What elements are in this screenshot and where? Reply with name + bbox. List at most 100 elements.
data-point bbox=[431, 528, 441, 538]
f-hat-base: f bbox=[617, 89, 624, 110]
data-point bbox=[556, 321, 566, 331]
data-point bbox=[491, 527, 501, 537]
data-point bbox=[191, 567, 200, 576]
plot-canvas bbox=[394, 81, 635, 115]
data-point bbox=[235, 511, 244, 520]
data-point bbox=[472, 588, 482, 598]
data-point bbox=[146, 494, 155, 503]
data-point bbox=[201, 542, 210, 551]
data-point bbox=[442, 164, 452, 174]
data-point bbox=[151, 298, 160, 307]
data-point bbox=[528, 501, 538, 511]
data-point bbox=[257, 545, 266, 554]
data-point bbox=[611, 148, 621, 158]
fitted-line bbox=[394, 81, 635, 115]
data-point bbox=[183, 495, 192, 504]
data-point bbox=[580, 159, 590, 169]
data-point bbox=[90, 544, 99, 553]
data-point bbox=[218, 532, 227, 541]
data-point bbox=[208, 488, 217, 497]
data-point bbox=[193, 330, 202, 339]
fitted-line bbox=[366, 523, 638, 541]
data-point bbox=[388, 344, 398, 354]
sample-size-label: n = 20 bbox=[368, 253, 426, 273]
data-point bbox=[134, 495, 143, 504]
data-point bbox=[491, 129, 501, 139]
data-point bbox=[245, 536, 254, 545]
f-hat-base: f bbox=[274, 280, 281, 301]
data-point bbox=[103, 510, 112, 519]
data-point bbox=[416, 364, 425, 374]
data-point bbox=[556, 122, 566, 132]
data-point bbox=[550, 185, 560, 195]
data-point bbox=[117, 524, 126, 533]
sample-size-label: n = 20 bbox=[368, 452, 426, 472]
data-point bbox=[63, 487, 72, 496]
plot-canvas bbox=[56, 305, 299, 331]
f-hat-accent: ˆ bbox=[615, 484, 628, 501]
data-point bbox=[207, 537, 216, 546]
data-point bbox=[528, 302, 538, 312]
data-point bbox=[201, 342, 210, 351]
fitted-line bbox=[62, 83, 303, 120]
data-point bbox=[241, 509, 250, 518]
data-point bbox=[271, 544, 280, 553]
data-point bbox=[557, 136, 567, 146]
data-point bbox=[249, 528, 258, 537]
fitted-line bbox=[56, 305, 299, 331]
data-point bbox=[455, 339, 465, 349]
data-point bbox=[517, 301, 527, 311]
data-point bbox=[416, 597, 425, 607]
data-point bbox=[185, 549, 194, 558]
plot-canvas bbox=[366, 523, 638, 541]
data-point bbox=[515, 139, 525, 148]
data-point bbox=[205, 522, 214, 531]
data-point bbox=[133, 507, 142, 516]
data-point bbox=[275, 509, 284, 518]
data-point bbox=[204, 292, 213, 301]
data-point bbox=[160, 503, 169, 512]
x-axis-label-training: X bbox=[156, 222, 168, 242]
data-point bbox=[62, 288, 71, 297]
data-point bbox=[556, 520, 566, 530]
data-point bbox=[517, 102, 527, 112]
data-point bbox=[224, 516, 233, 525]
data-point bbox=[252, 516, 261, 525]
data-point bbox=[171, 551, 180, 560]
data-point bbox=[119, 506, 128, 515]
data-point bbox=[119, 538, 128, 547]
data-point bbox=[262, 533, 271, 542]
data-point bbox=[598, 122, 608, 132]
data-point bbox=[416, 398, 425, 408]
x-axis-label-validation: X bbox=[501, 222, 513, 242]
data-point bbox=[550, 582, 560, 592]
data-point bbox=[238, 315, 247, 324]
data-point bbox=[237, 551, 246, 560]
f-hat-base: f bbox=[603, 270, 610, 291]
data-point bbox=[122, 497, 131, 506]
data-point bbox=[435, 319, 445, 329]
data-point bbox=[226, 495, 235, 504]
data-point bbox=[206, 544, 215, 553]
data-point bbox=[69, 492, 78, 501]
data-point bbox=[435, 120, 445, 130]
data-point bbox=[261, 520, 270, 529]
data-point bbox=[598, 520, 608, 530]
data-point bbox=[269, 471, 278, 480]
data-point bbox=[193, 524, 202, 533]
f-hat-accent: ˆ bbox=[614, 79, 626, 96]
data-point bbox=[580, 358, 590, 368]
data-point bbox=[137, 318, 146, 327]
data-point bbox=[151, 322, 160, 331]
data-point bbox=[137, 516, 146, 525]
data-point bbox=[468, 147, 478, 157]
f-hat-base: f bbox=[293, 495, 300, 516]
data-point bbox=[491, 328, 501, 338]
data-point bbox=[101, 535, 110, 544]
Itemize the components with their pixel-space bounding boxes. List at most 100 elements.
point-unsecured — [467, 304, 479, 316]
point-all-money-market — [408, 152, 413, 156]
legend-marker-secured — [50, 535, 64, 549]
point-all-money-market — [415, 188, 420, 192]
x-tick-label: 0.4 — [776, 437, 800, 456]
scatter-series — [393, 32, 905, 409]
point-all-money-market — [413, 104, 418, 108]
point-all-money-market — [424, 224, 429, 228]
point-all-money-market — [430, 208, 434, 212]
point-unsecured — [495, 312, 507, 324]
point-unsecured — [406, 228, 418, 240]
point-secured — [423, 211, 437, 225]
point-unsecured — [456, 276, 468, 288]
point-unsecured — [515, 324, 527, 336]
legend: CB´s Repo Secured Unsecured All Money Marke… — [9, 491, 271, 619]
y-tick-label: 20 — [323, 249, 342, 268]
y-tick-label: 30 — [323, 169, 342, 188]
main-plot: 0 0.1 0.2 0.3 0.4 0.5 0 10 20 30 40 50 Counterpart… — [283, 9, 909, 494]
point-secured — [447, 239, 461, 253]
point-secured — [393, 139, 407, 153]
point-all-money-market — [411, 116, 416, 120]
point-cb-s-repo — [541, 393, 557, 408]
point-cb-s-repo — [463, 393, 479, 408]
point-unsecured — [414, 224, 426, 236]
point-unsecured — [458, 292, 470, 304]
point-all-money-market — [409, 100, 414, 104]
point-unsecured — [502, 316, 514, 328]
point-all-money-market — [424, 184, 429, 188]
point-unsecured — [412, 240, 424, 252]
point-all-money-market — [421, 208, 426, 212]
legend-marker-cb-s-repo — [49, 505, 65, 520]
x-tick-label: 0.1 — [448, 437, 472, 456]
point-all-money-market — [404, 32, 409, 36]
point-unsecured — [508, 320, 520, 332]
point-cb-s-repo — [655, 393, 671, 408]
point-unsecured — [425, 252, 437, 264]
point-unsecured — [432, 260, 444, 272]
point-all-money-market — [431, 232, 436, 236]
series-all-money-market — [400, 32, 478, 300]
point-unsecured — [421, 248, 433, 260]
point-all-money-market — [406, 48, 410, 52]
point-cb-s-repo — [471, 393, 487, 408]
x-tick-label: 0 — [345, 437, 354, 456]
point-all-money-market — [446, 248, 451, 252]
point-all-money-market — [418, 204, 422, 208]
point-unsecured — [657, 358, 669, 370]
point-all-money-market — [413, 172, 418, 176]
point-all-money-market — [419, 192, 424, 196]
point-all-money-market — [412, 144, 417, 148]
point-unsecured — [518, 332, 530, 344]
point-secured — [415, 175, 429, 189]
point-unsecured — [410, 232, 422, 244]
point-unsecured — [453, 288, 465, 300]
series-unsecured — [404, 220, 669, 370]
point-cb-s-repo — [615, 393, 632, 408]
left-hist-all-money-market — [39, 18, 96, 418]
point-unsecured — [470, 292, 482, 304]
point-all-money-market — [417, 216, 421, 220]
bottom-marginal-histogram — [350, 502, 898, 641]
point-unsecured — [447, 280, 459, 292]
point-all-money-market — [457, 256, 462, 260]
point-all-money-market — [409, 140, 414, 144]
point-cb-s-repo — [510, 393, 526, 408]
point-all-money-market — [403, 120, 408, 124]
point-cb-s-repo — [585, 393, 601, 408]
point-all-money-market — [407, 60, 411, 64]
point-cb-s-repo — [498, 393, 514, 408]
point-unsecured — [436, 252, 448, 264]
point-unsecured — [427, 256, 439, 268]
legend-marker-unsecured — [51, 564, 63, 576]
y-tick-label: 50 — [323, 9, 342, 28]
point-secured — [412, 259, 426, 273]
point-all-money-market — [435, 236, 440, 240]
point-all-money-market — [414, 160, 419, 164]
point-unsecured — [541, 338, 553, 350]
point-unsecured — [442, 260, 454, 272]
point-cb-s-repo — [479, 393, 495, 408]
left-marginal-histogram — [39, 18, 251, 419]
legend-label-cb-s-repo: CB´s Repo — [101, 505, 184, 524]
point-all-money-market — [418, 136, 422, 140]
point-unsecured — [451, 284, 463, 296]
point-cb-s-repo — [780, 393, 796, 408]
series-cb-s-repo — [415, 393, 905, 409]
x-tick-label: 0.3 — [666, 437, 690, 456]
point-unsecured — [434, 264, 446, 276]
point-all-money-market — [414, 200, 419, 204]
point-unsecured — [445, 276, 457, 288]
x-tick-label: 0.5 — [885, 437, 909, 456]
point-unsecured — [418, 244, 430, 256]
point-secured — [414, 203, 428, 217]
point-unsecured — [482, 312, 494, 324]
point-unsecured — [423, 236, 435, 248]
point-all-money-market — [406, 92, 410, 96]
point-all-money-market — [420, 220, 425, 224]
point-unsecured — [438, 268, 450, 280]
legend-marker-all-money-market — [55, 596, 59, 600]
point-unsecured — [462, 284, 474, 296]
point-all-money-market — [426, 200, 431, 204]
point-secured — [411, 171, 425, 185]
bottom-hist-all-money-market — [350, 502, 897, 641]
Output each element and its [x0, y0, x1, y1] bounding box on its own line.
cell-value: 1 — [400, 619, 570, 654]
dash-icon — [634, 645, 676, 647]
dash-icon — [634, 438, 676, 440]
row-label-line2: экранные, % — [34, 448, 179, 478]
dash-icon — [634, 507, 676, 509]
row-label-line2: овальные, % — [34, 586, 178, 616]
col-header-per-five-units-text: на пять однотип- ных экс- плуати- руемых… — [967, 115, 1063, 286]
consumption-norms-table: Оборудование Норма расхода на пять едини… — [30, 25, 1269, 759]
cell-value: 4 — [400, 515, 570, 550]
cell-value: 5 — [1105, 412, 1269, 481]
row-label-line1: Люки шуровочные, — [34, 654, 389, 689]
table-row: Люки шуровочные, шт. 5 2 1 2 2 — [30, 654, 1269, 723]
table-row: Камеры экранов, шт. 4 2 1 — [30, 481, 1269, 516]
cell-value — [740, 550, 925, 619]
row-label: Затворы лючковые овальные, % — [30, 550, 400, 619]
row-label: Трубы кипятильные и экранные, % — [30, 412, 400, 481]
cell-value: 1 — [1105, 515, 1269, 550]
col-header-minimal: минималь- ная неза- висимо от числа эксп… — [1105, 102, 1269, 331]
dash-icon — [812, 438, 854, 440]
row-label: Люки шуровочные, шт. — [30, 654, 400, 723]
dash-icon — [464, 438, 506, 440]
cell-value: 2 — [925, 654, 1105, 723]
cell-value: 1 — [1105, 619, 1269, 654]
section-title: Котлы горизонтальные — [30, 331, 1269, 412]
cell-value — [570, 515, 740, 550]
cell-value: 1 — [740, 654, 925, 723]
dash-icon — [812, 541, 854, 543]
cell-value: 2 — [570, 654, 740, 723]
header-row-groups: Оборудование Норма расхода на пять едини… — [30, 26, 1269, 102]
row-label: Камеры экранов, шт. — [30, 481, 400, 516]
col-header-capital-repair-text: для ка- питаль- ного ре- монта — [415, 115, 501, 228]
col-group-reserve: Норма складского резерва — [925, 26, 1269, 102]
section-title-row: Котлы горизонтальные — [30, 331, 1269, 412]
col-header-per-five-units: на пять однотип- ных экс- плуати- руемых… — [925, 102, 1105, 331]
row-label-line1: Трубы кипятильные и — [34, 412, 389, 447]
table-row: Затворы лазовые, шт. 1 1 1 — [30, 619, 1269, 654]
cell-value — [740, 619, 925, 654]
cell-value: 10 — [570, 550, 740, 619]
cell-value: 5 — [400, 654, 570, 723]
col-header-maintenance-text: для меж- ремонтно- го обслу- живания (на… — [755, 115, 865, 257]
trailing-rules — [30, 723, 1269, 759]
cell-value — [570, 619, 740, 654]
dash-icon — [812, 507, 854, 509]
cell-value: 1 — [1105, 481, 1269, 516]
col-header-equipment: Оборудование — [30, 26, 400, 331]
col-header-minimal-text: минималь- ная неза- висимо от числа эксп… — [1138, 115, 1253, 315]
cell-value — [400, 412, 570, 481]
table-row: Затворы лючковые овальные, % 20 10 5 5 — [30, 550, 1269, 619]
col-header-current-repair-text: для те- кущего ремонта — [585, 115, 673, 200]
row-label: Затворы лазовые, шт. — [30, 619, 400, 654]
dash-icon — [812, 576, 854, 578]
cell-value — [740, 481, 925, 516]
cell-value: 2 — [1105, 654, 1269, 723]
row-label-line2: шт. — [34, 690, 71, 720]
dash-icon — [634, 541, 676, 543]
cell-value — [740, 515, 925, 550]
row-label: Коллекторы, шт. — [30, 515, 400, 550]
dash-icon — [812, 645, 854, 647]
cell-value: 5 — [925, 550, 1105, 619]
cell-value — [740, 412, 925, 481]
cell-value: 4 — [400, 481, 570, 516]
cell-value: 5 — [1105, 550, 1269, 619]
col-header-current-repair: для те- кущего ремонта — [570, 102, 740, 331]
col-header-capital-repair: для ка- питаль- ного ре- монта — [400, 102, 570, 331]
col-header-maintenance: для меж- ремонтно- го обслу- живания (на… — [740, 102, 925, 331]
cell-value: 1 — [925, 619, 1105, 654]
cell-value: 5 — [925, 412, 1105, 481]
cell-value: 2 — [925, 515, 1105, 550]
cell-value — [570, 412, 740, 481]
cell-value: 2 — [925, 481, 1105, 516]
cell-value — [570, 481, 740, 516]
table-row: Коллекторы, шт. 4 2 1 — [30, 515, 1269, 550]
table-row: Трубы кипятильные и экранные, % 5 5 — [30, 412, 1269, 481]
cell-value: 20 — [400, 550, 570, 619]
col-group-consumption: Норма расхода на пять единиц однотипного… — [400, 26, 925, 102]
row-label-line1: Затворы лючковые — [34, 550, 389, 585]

WHAT YOU SHOULD DO: Please copy the entries verbatim, beginning with the first line and stopping after the line that contains "data-point bbox=[556, 122, 566, 132]", including that line.

WRITTEN REPLY:
What elements are in this screenshot and where? Reply with name + bbox. List at most 100 elements.
data-point bbox=[431, 528, 441, 538]
f-hat-base: f bbox=[617, 89, 624, 110]
data-point bbox=[556, 321, 566, 331]
data-point bbox=[491, 527, 501, 537]
data-point bbox=[191, 567, 200, 576]
plot-canvas bbox=[394, 81, 635, 115]
data-point bbox=[235, 511, 244, 520]
data-point bbox=[472, 588, 482, 598]
data-point bbox=[146, 494, 155, 503]
data-point bbox=[201, 542, 210, 551]
data-point bbox=[442, 164, 452, 174]
data-point bbox=[151, 298, 160, 307]
data-point bbox=[528, 501, 538, 511]
data-point bbox=[257, 545, 266, 554]
data-point bbox=[611, 148, 621, 158]
fitted-line bbox=[394, 81, 635, 115]
data-point bbox=[183, 495, 192, 504]
data-point bbox=[580, 159, 590, 169]
data-point bbox=[90, 544, 99, 553]
data-point bbox=[218, 532, 227, 541]
data-point bbox=[208, 488, 217, 497]
data-point bbox=[193, 330, 202, 339]
fitted-line bbox=[366, 523, 638, 541]
data-point bbox=[388, 344, 398, 354]
sample-size-label: n = 20 bbox=[368, 253, 426, 273]
data-point bbox=[134, 495, 143, 504]
data-point bbox=[491, 129, 501, 139]
data-point bbox=[245, 536, 254, 545]
f-hat-base: f bbox=[274, 280, 281, 301]
data-point bbox=[103, 510, 112, 519]
data-point bbox=[416, 364, 425, 374]
data-point bbox=[556, 122, 566, 132]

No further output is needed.